▸ Information supplied:
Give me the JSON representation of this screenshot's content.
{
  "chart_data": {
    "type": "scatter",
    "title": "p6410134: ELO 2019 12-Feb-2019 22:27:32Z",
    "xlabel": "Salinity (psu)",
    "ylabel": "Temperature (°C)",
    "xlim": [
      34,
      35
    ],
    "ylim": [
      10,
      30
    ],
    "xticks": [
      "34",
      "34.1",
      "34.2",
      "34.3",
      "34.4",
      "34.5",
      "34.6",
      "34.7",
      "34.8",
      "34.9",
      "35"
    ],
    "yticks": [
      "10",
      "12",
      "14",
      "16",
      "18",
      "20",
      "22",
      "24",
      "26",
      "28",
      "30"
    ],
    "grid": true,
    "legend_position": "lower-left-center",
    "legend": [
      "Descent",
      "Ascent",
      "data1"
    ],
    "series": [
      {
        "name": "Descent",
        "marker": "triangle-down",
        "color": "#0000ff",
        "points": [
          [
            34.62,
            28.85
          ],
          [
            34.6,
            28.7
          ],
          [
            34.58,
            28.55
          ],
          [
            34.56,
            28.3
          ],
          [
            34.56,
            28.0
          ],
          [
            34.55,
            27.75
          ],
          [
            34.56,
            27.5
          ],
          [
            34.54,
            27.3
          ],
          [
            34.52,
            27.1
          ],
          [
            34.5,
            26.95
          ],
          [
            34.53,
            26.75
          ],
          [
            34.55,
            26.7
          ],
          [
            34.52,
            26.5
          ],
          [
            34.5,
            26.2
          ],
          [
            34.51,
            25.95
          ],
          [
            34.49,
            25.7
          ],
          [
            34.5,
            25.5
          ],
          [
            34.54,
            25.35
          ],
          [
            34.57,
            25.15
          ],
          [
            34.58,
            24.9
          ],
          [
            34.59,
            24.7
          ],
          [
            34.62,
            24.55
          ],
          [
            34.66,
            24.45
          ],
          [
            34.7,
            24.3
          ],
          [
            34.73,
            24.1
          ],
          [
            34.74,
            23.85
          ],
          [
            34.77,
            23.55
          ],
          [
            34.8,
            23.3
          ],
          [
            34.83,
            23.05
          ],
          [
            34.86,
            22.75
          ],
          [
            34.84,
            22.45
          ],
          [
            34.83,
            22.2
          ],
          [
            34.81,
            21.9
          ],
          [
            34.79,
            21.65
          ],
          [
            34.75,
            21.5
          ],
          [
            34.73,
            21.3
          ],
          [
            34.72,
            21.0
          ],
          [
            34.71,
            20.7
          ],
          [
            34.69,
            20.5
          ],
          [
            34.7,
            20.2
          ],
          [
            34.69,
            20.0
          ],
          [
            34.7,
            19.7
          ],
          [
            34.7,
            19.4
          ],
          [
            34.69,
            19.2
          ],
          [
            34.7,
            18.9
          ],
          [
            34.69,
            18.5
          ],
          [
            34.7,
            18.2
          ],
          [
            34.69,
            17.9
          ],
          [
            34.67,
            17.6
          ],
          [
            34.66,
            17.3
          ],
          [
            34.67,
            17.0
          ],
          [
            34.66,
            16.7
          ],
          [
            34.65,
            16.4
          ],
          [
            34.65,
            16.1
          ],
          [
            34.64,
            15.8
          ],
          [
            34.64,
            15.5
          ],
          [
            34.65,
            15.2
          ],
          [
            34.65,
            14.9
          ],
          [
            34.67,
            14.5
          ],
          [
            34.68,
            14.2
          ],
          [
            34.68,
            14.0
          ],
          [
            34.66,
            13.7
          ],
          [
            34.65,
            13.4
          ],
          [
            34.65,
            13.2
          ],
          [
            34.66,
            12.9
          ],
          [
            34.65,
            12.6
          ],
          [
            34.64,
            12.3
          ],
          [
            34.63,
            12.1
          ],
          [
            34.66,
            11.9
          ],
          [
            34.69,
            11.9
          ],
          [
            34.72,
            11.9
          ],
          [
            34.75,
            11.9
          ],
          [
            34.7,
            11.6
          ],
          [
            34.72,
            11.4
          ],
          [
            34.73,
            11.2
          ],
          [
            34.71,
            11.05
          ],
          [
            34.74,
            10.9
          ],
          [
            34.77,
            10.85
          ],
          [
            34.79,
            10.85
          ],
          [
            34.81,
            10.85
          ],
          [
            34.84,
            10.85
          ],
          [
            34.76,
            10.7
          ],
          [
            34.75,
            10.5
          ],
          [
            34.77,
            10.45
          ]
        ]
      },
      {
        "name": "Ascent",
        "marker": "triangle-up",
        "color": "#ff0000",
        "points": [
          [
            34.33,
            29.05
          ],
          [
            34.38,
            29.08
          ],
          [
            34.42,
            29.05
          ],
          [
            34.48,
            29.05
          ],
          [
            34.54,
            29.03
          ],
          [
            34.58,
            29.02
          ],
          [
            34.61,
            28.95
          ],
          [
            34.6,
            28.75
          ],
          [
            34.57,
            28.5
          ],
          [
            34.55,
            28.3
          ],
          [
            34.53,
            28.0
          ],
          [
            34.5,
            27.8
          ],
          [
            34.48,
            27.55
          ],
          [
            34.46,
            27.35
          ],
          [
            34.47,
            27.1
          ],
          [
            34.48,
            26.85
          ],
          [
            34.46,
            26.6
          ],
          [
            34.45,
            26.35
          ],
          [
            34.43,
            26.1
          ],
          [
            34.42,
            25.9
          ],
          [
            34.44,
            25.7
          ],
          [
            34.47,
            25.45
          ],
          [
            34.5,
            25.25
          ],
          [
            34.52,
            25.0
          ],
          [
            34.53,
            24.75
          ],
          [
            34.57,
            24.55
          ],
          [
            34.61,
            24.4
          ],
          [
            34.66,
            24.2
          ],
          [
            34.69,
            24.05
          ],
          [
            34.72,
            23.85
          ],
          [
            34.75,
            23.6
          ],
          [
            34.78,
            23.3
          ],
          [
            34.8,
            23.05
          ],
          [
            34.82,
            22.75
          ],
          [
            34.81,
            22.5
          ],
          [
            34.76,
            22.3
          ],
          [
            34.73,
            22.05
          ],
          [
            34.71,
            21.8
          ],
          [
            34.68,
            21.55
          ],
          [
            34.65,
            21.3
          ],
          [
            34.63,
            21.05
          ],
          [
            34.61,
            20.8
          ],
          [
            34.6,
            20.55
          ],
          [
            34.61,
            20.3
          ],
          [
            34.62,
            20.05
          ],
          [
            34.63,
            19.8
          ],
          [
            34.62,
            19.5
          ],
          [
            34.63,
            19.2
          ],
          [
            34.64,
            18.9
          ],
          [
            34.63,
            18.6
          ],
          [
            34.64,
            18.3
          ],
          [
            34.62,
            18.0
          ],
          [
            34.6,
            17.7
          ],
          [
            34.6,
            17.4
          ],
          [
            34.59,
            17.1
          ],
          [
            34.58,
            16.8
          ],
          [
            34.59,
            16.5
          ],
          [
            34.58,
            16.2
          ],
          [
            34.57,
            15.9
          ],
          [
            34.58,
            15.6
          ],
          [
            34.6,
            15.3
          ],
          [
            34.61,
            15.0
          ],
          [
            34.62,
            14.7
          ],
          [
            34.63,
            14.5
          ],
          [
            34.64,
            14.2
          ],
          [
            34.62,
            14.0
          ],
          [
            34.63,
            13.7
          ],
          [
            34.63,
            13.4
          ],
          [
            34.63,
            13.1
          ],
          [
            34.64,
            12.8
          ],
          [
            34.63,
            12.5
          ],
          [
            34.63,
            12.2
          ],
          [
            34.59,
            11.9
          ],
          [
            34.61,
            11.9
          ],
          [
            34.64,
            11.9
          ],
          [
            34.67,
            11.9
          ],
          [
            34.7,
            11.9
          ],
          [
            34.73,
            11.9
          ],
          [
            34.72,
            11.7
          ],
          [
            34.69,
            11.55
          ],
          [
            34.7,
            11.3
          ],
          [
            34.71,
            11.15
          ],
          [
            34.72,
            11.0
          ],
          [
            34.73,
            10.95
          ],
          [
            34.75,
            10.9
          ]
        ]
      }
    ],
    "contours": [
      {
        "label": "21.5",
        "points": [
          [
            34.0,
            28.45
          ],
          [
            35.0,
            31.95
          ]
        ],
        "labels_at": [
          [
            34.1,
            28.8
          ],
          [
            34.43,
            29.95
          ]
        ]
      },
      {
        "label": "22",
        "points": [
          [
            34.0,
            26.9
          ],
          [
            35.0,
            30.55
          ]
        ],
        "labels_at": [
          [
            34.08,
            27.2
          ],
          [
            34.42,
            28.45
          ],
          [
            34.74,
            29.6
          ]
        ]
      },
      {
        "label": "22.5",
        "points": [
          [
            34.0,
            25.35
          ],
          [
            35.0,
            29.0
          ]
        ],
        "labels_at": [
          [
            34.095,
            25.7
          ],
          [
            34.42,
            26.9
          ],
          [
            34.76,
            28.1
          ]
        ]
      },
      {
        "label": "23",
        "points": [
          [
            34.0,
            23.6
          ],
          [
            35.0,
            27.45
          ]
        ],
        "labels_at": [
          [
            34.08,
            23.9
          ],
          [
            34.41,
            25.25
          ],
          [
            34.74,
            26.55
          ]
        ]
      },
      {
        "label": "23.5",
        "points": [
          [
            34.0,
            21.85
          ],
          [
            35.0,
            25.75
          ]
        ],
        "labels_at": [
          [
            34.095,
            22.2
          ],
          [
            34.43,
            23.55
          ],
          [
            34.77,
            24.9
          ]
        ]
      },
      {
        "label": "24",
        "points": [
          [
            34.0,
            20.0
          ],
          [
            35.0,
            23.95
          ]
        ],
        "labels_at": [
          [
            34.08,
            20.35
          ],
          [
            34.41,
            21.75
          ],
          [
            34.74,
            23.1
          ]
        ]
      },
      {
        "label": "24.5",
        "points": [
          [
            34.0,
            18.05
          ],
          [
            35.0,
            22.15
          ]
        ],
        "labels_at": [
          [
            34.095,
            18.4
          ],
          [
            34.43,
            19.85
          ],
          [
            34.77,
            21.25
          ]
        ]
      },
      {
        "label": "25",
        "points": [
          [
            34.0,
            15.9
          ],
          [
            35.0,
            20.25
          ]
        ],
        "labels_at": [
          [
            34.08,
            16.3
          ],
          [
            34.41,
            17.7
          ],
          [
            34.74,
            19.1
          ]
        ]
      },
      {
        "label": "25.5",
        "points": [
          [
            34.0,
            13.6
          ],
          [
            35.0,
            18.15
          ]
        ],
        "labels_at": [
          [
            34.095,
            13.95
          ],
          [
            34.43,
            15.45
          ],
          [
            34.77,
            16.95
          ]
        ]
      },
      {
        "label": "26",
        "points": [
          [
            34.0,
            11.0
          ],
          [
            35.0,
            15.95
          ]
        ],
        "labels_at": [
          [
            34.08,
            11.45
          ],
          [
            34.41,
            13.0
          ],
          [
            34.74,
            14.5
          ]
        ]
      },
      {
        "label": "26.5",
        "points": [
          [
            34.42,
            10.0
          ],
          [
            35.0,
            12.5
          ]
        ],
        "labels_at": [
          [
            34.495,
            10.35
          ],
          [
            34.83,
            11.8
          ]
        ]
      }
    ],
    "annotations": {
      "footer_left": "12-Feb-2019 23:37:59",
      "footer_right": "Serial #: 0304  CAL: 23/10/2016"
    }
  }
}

▸ Your instructions:
Copy each line of the records above that carries the word "triangle".

▸ Problem solution:
        "marker": "triangle-down",
        "marker": "triangle-up",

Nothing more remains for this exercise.